(Collected data entries)

--- START ---

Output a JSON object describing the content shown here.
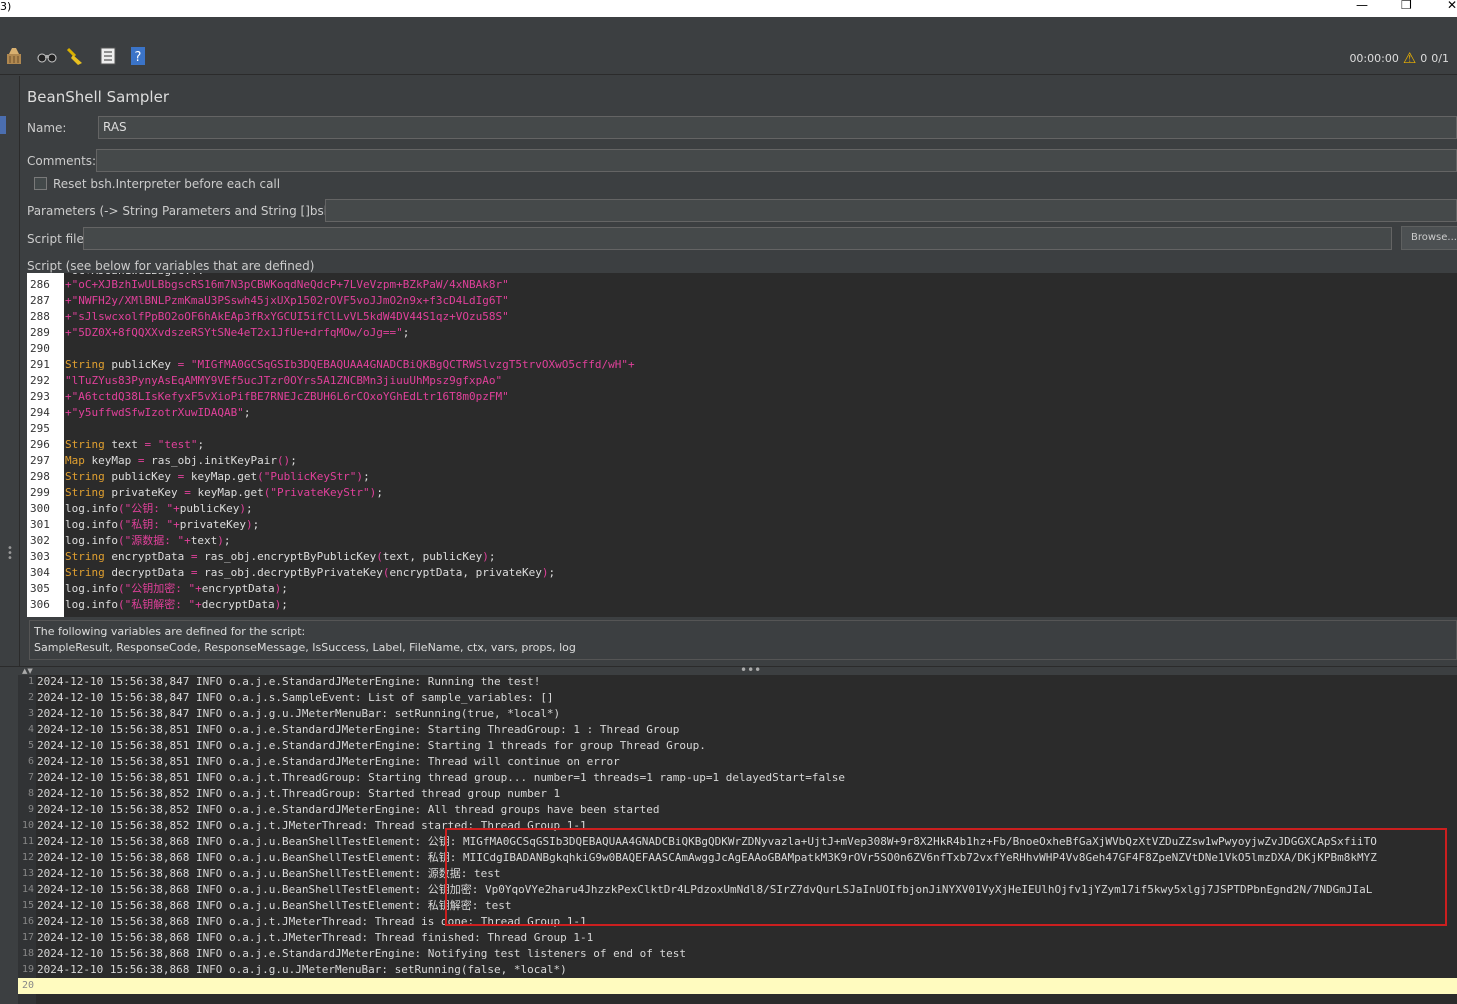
{
  "window": {
    "title_fragment": "3)",
    "minimize": "—",
    "maximize": "❐",
    "close": "✕"
  },
  "toolbar": {
    "icons": [
      "broom-icon",
      "binoculars-icon",
      "clear-broom-icon",
      "function-helper-icon",
      "help-icon"
    ],
    "timer": "00:00:00",
    "warnings": "0",
    "threads": "0/1"
  },
  "sampler": {
    "title": "BeanShell Sampler",
    "name_label": "Name:",
    "name_value": "RAS",
    "comments_label": "Comments:",
    "comments_value": "",
    "reset_label": "Reset bsh.Interpreter before each call",
    "params_label": "Parameters (-> String Parameters and String []bsh.args)",
    "params_value": "",
    "script_file_label": "Script file",
    "script_file_value": "",
    "browse_label": "Browse...",
    "script_label": "Script (see below for variables that are defined)"
  },
  "script": {
    "partial_top": "\"oC+XJ8zh1wuLBbgsc...\"",
    "lines": [
      {
        "n": "286",
        "parts": [
          [
            "st",
            "+\"oC+XJBzhIwULBbgscRS16m7N3pCBWKoqdNeQdcP+7LVeVzpm+BZkPaW/4xNBAk8r\""
          ]
        ]
      },
      {
        "n": "287",
        "parts": [
          [
            "st",
            "+\"NWFH2y/XMlBNLPzmKmaU3PSswh45jxUXp1502rOVF5voJJmO2n9x+f3cD4LdIg6T\""
          ]
        ]
      },
      {
        "n": "288",
        "parts": [
          [
            "st",
            "+\"sJlswcxolfPpBO2oOF6hAkEAp3fRxYGCUI5ifClLvVL5kdW4DV44S1qz+VOzu58S\""
          ]
        ]
      },
      {
        "n": "289",
        "parts": [
          [
            "st",
            "+\"5DZ0X+8fQQXXvdszeRSYtSNe4eT2x1JfUe+drfqMOw/oJg==\""
          ],
          [
            "tx",
            ";"
          ]
        ]
      },
      {
        "n": "290",
        "parts": []
      },
      {
        "n": "291",
        "parts": [
          [
            "kw",
            "String"
          ],
          [
            "tx",
            " publicKey "
          ],
          [
            "st",
            "= \"MIGfMA0GCSqGSIb3DQEBAQUAA4GNADCBiQKBgQCTRWSlvzgT5trvOXwO5cffd/wH\"+"
          ]
        ]
      },
      {
        "n": "292",
        "parts": [
          [
            "st",
            "\"lTuZYus83PynyAsEqAMMY9VEf5ucJTzr0OYrs5A1ZNCBMn3jiuuUhMpsz9gfxpAo\""
          ]
        ]
      },
      {
        "n": "293",
        "parts": [
          [
            "st",
            "+\"A6tctdQ38LIsKefyxF5vXioPifBE7RNEJcZBUH6L6rCOxoYGhEdLtr16T8m0pzFM\""
          ]
        ]
      },
      {
        "n": "294",
        "parts": [
          [
            "st",
            "+\"y5uffwdSfwIzotrXuwIDAQAB\""
          ],
          [
            "tx",
            ";"
          ]
        ]
      },
      {
        "n": "295",
        "parts": []
      },
      {
        "n": "296",
        "parts": [
          [
            "kw",
            "String"
          ],
          [
            "tx",
            " text "
          ],
          [
            "st",
            "= \"test\""
          ],
          [
            "tx",
            ";"
          ]
        ]
      },
      {
        "n": "297",
        "parts": [
          [
            "kw",
            "Map"
          ],
          [
            "tx",
            " keyMap "
          ],
          [
            "st",
            "="
          ],
          [
            "tx",
            " ras_obj.initKeyPair"
          ],
          [
            "st",
            "()"
          ],
          [
            "tx",
            ";"
          ]
        ]
      },
      {
        "n": "298",
        "parts": [
          [
            "kw",
            "String"
          ],
          [
            "tx",
            " publicKey "
          ],
          [
            "st",
            "="
          ],
          [
            "tx",
            " keyMap.get"
          ],
          [
            "st",
            "(\"PublicKeyStr\")"
          ],
          [
            "tx",
            ";"
          ]
        ]
      },
      {
        "n": "299",
        "parts": [
          [
            "kw",
            "String"
          ],
          [
            "tx",
            " privateKey "
          ],
          [
            "st",
            "="
          ],
          [
            "tx",
            " keyMap.get"
          ],
          [
            "st",
            "(\"PrivateKeyStr\")"
          ],
          [
            "tx",
            ";"
          ]
        ]
      },
      {
        "n": "300",
        "parts": [
          [
            "tx",
            "log.info"
          ],
          [
            "st",
            "(\"公钥: \"+"
          ],
          [
            "tx",
            "publicKey"
          ],
          [
            "st",
            ")"
          ],
          [
            "tx",
            ";"
          ]
        ]
      },
      {
        "n": "301",
        "parts": [
          [
            "tx",
            "log.info"
          ],
          [
            "st",
            "(\"私钥: \"+"
          ],
          [
            "tx",
            "privateKey"
          ],
          [
            "st",
            ")"
          ],
          [
            "tx",
            ";"
          ]
        ]
      },
      {
        "n": "302",
        "parts": [
          [
            "tx",
            "log.info"
          ],
          [
            "st",
            "(\"源数据: \"+"
          ],
          [
            "tx",
            "text"
          ],
          [
            "st",
            ")"
          ],
          [
            "tx",
            ";"
          ]
        ]
      },
      {
        "n": "303",
        "parts": [
          [
            "kw",
            "String"
          ],
          [
            "tx",
            " encryptData "
          ],
          [
            "st",
            "="
          ],
          [
            "tx",
            " ras_obj.encryptByPublicKey"
          ],
          [
            "st",
            "("
          ],
          [
            "tx",
            "text, publicKey"
          ],
          [
            "st",
            ")"
          ],
          [
            "tx",
            ";"
          ]
        ]
      },
      {
        "n": "304",
        "parts": [
          [
            "kw",
            "String"
          ],
          [
            "tx",
            " decryptData "
          ],
          [
            "st",
            "="
          ],
          [
            "tx",
            " ras_obj.decryptByPrivateKey"
          ],
          [
            "st",
            "("
          ],
          [
            "tx",
            "encryptData, privateKey"
          ],
          [
            "st",
            ")"
          ],
          [
            "tx",
            ";"
          ]
        ]
      },
      {
        "n": "305",
        "parts": [
          [
            "tx",
            "log.info"
          ],
          [
            "st",
            "(\"公钥加密: \"+"
          ],
          [
            "tx",
            "encryptData"
          ],
          [
            "st",
            ")"
          ],
          [
            "tx",
            ";"
          ]
        ]
      },
      {
        "n": "306",
        "parts": [
          [
            "tx",
            "log.info"
          ],
          [
            "st",
            "(\"私钥解密: \"+"
          ],
          [
            "tx",
            "decryptData"
          ],
          [
            "st",
            ")"
          ],
          [
            "tx",
            ";"
          ]
        ]
      }
    ]
  },
  "variables_info": {
    "line1": "The following variables are defined for the script:",
    "line2": "SampleResult, ResponseCode, ResponseMessage, IsSuccess, Label, FileName, ctx, vars, props, log"
  },
  "log": {
    "lines": [
      {
        "n": "1",
        "text": "2024-12-10 15:56:38,847 INFO o.a.j.e.StandardJMeterEngine: Running the test!"
      },
      {
        "n": "2",
        "text": "2024-12-10 15:56:38,847 INFO o.a.j.s.SampleEvent: List of sample_variables: []"
      },
      {
        "n": "3",
        "text": "2024-12-10 15:56:38,847 INFO o.a.j.g.u.JMeterMenuBar: setRunning(true, *local*)"
      },
      {
        "n": "4",
        "text": "2024-12-10 15:56:38,851 INFO o.a.j.e.StandardJMeterEngine: Starting ThreadGroup: 1 : Thread Group"
      },
      {
        "n": "5",
        "text": "2024-12-10 15:56:38,851 INFO o.a.j.e.StandardJMeterEngine: Starting 1 threads for group Thread Group."
      },
      {
        "n": "6",
        "text": "2024-12-10 15:56:38,851 INFO o.a.j.e.StandardJMeterEngine: Thread will continue on error"
      },
      {
        "n": "7",
        "text": "2024-12-10 15:56:38,851 INFO o.a.j.t.ThreadGroup: Starting thread group... number=1 threads=1 ramp-up=1 delayedStart=false"
      },
      {
        "n": "8",
        "text": "2024-12-10 15:56:38,852 INFO o.a.j.t.ThreadGroup: Started thread group number 1"
      },
      {
        "n": "9",
        "text": "2024-12-10 15:56:38,852 INFO o.a.j.e.StandardJMeterEngine: All thread groups have been started"
      },
      {
        "n": "10",
        "text": "2024-12-10 15:56:38,852 INFO o.a.j.t.JMeterThread: Thread started: Thread Group 1-1"
      },
      {
        "n": "11",
        "text": "2024-12-10 15:56:38,868 INFO o.a.j.u.BeanShellTestElement: 公钥: MIGfMA0GCSqGSIb3DQEBAQUAA4GNADCBiQKBgQDKWrZDNyvazla+UjtJ+mVep308W+9r8X2HkR4b1hz+Fb/BnoeOxheBfGaXjWVbQzXtVZDuZZsw1wPwyoyjwZvJDGGXCApSxfiiTO"
      },
      {
        "n": "12",
        "text": "2024-12-10 15:56:38,868 INFO o.a.j.u.BeanShellTestElement: 私钥: MIICdgIBADANBgkqhkiG9w0BAQEFAASCAmAwggJcAgEAAoGBAMpatkM3K9rOVr5SO0n6ZV6nfTxb72vxfYeRHhvWHP4Vv8Geh47GF4F8ZpeNZVtDNe1VkO5lmzDXA/DKjKPBm8kMYZ"
      },
      {
        "n": "13",
        "text": "2024-12-10 15:56:38,868 INFO o.a.j.u.BeanShellTestElement: 源数据: test"
      },
      {
        "n": "14",
        "text": "2024-12-10 15:56:38,868 INFO o.a.j.u.BeanShellTestElement: 公钥加密: Vp0YqoVYe2haru4JhzzkPexClktDr4LPdzoxUmNdl8/SIrZ7dvQurLSJaInUOIfbjonJiNYXV01VyXjHeIEUlhOjfv1jYZym17if5kwy5xlgj7JSPTDPbnEgnd2N/7NDGmJIaL"
      },
      {
        "n": "15",
        "text": "2024-12-10 15:56:38,868 INFO o.a.j.u.BeanShellTestElement: 私钥解密: test"
      },
      {
        "n": "16",
        "text": "2024-12-10 15:56:38,868 INFO o.a.j.t.JMeterThread: Thread is done: Thread Group 1-1"
      },
      {
        "n": "17",
        "text": "2024-12-10 15:56:38,868 INFO o.a.j.t.JMeterThread: Thread finished: Thread Group 1-1"
      },
      {
        "n": "18",
        "text": "2024-12-10 15:56:38,868 INFO o.a.j.e.StandardJMeterEngine: Notifying test listeners of end of test"
      },
      {
        "n": "19",
        "text": "2024-12-10 15:56:38,868 INFO o.a.j.g.u.JMeterMenuBar: setRunning(false, *local*)"
      },
      {
        "n": "20",
        "text": ""
      }
    ]
  },
  "colors": {
    "background": "#3c3f41",
    "editor": "#2b2b2b",
    "keyword": "#e0a030",
    "string": "#e0409a",
    "highlight_border": "#cc1f1f",
    "current_line": "#fffbbf"
  }
}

--- END ---

● Problem requirements: Count every line in the data that contains the word "false", then give that count and nothing else.

● Exercise solution: 2